**Aim:** Write each line out again exactly as written.

**Extracted entries:**
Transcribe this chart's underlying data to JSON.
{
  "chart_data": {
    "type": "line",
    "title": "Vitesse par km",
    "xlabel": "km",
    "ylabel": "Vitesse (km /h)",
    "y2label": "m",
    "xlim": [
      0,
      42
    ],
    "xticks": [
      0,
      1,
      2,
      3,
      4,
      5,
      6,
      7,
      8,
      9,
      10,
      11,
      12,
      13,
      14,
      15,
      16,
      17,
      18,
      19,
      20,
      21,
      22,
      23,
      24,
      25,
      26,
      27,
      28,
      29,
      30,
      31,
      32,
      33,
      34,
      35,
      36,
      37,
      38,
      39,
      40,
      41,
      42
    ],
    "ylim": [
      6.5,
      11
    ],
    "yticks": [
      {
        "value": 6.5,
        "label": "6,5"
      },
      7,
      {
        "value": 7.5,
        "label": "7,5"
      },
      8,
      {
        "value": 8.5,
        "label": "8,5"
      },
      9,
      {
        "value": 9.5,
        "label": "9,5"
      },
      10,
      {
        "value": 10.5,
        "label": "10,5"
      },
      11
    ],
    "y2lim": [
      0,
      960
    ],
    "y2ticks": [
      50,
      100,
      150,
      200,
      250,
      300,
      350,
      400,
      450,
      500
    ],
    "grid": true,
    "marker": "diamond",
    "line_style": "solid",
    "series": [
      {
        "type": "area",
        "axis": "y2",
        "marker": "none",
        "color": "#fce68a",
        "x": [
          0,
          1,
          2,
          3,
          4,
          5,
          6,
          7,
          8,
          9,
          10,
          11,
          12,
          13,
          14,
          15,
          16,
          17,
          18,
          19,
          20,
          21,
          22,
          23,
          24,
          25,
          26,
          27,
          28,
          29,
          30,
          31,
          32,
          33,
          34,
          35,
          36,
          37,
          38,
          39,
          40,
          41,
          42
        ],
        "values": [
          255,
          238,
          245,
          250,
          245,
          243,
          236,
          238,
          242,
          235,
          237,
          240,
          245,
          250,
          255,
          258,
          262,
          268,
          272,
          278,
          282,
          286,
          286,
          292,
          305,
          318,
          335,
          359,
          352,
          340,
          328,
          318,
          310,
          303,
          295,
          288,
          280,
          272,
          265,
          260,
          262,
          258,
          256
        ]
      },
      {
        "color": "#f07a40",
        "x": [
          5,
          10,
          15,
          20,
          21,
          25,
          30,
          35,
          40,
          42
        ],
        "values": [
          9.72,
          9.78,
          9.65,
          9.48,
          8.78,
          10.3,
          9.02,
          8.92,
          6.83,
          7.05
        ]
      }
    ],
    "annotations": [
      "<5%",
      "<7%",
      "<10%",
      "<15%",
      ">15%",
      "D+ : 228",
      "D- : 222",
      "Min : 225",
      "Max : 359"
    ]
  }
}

**In response:**
Transcribe this chart's underlying data to JSON.
{
  "chart_data": {
    "type": "line",
    "title": "Vitesse par km",
    "xlabel": "km",
    "ylabel": "Vitesse (km /h)",
    "y2label": "m",
    "xlim": [
      0,
      42
    ],
    "xticks": [
      0,
      1,
      2,
      3,
      4,
      5,
      6,
      7,
      8,
      9,
      10,
      11,
      12,
      13,
      14,
      15,
      16,
      17,
      18,
      19,
      20,
      21,
      22,
      23,
      24,
      25,
      26,
      27,
      28,
      29,
      30,
      31,
      32,
      33,
      34,
      35,
      36,
      37,
      38,
      39,
      40,
      41,
      42
    ],
    "ylim": [
      6.5,
      11
    ],
    "yticks": [
      {
        "value": 6.5,
        "label": "6,5"
      },
      7,
      {
        "value": 7.5,
        "label": "7,5"
      },
      8,
      {
        "value": 8.5,
        "label": "8,5"
      },
      9,
      {
        "value": 9.5,
        "label": "9,5"
      },
      10,
      {
        "value": 10.5,
        "label": "10,5"
      },
      11
    ],
    "y2lim": [
      0,
      960
    ],
    "y2ticks": [
      50,
      100,
      150,
      200,
      250,
      300,
      350,
      400,
      450,
      500
    ],
    "grid": true,
    "marker": "diamond",
    "line_style": "solid",
    "series": [
      {
        "type": "area",
        "axis": "y2",
        "marker": "none",
        "color": "#fce68a",
        "x": [
          0,
          1,
          2,
          3,
          4,
          5,
          6,
          7,
          8,
          9,
          10,
          11,
          12,
          13,
          14,
          15,
          16,
          17,
          18,
          19,
          20,
          21,
          22,
          23,
          24,
          25,
          26,
          27,
          28,
          29,
          30,
          31,
          32,
          33,
          34,
          35,
          36,
          37,
          38,
          39,
          40,
          41,
          42
        ],
        "values": [
          255,
          238,
          245,
          250,
          245,
          243,
          236,
          238,
          242,
          235,
          237,
          240,
          245,
          250,
          255,
          258,
          262,
          268,
          272,
          278,
          282,
          286,
          286,
          292,
          305,
          318,
          335,
          359,
          352,
          340,
          328,
          318,
          310,
          303,
          295,
          288,
          280,
          272,
          265,
          260,
          262,
          258,
          256
        ]
      },
      {
        "color": "#f07a40",
        "x": [
          5,
          10,
          15,
          20,
          21,
          25,
          30,
          35,
          40,
          42
        ],
        "values": [
          9.72,
          9.78,
          9.65,
          9.48,
          8.78,
          10.3,
          9.02,
          8.92,
          6.83,
          7.05
        ]
      }
    ],
    "annotations": [
      "<5%",
      "<7%",
      "<10%",
      "<15%",
      ">15%",
      "D+ : 228",
      "D- : 222",
      "Min : 225",
      "Max : 359"
    ]
  }
}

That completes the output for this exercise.